• THE TASK: Set out every line bearing the string "Damage".

• DATASET ROWS:
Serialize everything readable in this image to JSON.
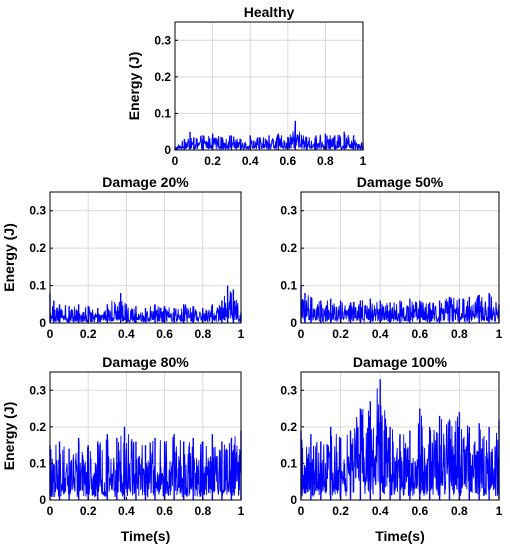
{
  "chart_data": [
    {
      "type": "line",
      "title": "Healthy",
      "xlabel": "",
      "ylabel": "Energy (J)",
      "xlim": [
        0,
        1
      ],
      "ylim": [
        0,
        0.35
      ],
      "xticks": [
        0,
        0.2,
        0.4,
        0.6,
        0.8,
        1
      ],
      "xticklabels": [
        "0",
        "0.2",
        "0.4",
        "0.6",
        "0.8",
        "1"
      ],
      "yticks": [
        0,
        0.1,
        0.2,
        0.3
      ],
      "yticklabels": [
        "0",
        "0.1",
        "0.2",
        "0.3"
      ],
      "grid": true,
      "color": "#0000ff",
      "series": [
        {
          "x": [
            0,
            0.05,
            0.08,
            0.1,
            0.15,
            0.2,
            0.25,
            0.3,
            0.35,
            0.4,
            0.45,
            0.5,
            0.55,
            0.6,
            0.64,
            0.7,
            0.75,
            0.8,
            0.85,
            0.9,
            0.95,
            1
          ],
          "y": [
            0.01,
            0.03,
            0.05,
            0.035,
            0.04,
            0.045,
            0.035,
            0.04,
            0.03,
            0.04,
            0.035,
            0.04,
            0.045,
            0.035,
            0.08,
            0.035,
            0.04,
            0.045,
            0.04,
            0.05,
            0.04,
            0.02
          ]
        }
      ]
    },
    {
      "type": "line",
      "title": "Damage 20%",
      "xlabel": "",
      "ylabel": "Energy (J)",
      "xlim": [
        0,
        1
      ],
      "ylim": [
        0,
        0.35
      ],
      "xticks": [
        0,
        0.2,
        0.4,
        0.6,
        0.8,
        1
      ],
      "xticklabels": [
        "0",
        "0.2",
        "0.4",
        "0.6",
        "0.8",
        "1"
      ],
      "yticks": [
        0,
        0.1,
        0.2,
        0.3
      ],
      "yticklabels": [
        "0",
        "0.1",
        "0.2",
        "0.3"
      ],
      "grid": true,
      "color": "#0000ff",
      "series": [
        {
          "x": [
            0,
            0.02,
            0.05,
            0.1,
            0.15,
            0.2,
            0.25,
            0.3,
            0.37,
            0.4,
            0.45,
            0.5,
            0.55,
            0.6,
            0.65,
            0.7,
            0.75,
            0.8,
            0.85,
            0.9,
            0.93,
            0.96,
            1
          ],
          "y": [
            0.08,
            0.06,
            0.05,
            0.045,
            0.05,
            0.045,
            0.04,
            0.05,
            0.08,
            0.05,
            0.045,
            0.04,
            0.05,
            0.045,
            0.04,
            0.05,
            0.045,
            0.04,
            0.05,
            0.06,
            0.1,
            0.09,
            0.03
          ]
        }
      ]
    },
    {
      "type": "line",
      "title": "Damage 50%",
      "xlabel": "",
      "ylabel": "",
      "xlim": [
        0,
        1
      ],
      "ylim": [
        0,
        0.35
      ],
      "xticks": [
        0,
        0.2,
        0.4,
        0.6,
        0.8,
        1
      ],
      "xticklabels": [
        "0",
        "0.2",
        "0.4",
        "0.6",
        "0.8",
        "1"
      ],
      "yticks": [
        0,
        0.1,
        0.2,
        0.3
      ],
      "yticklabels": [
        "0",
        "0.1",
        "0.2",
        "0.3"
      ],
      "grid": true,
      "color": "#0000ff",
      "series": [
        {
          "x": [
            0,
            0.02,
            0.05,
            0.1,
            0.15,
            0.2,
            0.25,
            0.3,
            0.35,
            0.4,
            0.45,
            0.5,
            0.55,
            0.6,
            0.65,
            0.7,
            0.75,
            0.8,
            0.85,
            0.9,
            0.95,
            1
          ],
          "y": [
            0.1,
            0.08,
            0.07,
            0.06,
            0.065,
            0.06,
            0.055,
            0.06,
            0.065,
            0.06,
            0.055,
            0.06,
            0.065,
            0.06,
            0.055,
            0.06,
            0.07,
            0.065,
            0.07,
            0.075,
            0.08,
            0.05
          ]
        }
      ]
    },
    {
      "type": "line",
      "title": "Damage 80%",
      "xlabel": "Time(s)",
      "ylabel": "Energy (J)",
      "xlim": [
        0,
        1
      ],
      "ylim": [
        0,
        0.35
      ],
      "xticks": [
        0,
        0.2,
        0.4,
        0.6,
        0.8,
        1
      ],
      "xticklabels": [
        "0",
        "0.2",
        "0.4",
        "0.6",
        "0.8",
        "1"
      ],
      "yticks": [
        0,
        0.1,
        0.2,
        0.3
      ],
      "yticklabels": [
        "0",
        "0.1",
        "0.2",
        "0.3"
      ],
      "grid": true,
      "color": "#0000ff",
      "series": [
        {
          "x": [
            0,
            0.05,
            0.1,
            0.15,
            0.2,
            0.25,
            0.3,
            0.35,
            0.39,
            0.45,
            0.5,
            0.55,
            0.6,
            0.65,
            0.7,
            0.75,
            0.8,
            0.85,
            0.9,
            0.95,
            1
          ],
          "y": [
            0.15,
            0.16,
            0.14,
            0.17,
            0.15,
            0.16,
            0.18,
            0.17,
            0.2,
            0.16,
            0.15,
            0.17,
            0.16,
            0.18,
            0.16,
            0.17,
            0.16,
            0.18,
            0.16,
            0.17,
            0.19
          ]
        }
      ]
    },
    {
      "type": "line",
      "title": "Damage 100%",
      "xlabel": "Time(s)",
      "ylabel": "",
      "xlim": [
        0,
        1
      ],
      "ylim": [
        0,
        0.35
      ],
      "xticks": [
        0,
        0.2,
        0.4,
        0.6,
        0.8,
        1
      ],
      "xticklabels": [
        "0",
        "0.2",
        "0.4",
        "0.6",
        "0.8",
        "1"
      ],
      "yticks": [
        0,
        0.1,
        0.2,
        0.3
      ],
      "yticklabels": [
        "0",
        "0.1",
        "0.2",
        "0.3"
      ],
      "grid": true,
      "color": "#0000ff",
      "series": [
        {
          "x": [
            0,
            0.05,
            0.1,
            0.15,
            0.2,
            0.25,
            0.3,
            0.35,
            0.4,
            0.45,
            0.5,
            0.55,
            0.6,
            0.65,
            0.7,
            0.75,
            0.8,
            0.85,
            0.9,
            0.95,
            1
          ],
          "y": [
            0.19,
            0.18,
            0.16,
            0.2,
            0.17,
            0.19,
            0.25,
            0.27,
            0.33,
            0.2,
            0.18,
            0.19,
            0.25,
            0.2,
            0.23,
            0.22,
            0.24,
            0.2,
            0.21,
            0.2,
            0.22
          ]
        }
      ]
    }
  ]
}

--

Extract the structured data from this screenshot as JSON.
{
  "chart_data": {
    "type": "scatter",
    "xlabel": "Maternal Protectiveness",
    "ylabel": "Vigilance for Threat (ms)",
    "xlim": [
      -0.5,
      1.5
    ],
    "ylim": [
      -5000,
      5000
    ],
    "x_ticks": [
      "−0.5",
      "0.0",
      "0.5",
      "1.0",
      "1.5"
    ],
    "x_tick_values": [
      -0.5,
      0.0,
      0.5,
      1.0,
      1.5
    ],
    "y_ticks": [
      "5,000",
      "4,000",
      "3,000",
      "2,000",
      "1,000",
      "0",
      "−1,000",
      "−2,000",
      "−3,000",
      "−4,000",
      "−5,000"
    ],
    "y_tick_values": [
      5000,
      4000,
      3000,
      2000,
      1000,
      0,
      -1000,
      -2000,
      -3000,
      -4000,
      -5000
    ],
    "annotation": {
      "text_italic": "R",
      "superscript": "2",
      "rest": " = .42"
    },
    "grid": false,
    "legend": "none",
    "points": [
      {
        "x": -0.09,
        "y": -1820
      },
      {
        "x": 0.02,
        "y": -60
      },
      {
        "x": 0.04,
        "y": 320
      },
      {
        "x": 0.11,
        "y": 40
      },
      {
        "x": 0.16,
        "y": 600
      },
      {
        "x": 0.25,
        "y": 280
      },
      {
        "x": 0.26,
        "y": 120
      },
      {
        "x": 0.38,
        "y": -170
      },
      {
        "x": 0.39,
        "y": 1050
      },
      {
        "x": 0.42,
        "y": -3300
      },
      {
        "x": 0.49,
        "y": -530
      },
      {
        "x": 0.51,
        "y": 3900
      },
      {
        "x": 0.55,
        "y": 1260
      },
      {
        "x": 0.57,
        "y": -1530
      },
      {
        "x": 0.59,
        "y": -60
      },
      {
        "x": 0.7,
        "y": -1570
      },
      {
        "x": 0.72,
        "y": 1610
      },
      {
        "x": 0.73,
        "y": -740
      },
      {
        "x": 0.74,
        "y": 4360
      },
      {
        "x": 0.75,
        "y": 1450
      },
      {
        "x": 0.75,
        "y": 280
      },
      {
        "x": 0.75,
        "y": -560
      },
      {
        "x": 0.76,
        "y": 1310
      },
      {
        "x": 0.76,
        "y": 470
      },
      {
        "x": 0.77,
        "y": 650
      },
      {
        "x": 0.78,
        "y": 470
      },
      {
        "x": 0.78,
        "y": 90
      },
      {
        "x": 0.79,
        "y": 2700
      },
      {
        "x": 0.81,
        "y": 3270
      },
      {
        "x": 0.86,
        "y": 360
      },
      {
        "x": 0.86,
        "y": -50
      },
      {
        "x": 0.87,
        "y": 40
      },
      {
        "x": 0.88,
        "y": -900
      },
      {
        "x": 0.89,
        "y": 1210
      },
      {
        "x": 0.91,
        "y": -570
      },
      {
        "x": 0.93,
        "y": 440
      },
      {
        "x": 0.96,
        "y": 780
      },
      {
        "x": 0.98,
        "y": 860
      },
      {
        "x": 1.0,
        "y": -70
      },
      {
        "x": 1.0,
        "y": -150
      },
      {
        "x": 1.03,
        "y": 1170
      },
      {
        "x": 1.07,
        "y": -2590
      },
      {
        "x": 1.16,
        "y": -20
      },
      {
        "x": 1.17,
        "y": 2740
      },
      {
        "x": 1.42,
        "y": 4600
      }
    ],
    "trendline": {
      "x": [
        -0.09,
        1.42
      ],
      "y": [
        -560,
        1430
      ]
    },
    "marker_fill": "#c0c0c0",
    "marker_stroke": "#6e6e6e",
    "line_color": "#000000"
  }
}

• THE OUTPUT:
      "title": "Damage 20%",
      "title": "Damage 50%",
      "title": "Damage 80%",
      "title": "Damage 100%",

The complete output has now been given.